From the listing below, pull out all lines with "reports" in them.

------------

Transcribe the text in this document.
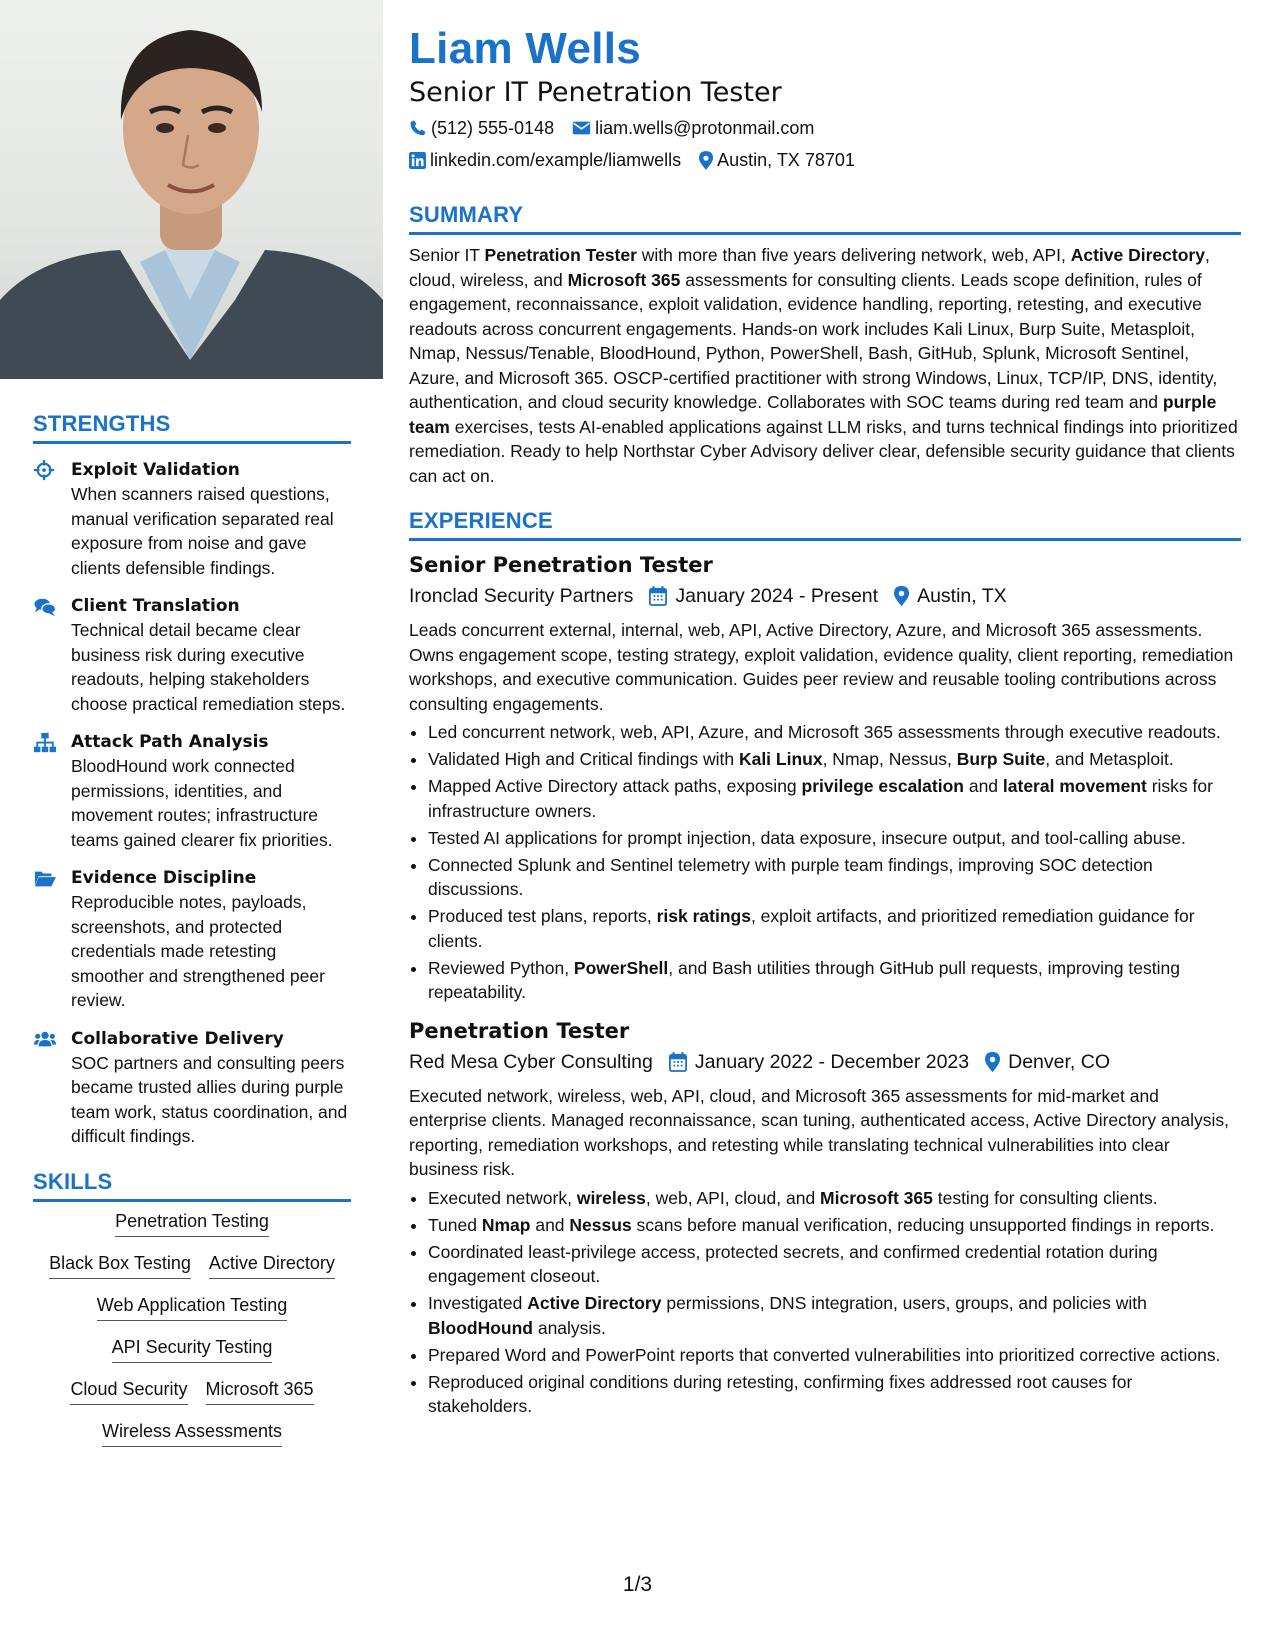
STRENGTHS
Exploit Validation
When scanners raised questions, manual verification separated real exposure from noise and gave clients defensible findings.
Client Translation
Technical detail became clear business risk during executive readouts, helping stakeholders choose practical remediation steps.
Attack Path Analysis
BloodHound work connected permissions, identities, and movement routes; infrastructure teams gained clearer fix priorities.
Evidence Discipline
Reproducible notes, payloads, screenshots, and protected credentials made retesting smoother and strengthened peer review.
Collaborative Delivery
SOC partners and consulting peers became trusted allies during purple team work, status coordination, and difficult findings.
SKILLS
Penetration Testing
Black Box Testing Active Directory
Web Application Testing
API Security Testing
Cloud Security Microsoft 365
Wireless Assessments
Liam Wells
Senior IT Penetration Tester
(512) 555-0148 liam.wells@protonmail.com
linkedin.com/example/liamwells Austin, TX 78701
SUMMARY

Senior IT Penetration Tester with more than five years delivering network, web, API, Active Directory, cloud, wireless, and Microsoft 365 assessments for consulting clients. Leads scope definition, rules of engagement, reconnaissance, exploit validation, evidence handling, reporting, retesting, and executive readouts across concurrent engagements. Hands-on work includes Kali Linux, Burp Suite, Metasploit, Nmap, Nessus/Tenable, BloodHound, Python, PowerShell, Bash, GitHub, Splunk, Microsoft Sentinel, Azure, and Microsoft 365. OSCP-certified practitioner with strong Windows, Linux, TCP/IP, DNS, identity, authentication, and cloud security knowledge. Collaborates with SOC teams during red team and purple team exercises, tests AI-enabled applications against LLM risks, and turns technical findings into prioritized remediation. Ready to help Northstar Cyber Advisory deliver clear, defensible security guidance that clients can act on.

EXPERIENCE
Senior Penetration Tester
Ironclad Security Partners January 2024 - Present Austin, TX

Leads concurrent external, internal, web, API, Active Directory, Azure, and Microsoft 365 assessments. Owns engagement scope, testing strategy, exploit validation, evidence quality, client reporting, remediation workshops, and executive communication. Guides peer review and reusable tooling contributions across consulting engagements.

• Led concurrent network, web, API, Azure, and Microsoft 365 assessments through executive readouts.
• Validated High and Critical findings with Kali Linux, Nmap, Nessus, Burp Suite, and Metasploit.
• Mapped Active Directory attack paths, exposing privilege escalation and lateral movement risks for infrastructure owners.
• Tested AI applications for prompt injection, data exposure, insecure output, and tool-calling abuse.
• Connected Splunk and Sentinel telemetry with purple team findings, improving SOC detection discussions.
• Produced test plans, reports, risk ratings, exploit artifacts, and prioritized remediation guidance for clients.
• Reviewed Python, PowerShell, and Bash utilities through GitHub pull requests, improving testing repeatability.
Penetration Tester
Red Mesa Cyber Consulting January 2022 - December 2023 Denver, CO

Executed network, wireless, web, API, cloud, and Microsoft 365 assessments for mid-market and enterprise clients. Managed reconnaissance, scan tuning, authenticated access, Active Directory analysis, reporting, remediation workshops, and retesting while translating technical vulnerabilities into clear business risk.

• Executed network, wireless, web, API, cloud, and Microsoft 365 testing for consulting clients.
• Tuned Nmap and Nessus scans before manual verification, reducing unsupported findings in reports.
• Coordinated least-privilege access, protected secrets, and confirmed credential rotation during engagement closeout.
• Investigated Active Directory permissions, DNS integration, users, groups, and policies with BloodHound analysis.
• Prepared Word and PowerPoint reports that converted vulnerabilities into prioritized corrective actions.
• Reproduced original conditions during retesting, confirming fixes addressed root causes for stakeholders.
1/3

------------

■ **Expected answer**:
• Produced test plans, reports, risk ratings, exploit artifacts, and prioritized remediation guidance for clients.
• Tuned Nmap and Nessus scans before manual verification, reducing unsupported findings in reports.
• Prepared Word and PowerPoint reports that converted vulnerabilities into prioritized corrective actions.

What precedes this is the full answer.